• _Set task_
Copy the listing below word for word, starting at its first line and ending with the line that contains "table-row: local-cod-ride-tbl ACTIVE".

• _Supplied entries_
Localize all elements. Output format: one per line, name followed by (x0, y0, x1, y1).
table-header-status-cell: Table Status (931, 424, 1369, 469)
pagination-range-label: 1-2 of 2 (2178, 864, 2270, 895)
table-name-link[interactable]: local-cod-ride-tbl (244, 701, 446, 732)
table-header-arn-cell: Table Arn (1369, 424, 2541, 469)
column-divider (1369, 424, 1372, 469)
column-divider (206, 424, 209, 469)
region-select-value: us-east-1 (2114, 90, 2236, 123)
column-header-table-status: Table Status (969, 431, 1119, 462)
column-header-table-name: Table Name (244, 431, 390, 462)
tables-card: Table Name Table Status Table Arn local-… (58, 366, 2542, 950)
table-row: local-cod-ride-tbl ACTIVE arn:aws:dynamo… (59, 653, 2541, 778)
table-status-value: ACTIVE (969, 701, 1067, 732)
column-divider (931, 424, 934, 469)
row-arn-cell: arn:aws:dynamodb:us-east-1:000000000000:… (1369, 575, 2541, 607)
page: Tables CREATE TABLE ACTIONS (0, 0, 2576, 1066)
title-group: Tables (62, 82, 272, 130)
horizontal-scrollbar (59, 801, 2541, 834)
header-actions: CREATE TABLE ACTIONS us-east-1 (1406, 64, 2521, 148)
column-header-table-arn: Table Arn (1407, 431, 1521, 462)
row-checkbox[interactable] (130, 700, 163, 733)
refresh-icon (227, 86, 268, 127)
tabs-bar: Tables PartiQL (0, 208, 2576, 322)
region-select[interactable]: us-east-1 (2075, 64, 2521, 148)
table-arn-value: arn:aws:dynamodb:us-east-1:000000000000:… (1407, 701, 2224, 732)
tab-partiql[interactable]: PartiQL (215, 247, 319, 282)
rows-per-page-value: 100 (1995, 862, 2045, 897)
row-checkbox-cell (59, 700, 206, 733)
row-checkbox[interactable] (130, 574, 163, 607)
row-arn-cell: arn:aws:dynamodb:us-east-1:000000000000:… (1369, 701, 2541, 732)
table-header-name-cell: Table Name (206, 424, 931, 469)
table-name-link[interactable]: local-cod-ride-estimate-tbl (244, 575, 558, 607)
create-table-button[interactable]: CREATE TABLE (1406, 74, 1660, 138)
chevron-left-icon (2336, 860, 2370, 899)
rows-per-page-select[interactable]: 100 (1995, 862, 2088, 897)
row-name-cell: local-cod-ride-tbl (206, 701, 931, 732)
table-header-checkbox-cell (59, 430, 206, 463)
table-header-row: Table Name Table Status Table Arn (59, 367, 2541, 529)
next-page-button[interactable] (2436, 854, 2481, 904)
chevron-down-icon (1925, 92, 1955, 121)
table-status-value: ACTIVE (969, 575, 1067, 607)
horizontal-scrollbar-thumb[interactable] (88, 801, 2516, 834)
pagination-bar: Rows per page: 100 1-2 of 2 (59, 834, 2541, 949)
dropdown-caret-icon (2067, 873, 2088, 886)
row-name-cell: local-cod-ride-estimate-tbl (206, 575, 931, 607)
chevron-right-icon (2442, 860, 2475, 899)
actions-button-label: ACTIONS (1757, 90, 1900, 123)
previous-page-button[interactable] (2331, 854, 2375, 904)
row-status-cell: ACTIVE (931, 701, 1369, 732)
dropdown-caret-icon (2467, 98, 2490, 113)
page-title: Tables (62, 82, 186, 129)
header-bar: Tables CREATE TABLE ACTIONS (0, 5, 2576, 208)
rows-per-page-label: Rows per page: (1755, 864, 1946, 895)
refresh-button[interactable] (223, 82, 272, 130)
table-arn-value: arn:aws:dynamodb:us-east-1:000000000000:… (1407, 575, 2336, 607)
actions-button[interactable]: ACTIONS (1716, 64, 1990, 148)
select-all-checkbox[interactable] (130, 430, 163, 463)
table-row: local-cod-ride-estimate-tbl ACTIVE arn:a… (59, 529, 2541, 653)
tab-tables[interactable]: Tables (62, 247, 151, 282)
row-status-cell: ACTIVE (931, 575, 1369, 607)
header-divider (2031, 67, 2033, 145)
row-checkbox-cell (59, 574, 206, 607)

• _Solution to the problem_
Localize all elements. Output format: one per line, name followed by (x0, y0, x1, y1).
table-header-status-cell: Table Status (931, 424, 1369, 469)
pagination-range-label: 1-2 of 2 (2178, 864, 2270, 895)
table-name-link[interactable]: local-cod-ride-tbl (244, 701, 446, 732)
table-header-arn-cell: Table Arn (1369, 424, 2541, 469)
column-divider (1369, 424, 1372, 469)
column-divider (206, 424, 209, 469)
region-select-value: us-east-1 (2114, 90, 2236, 123)
column-header-table-status: Table Status (969, 431, 1119, 462)
column-header-table-name: Table Name (244, 431, 390, 462)
tables-card: Table Name Table Status Table Arn local-… (58, 366, 2542, 950)
table-row: local-cod-ride-tbl ACTIVE arn:aws:dynamo… (59, 653, 2541, 778)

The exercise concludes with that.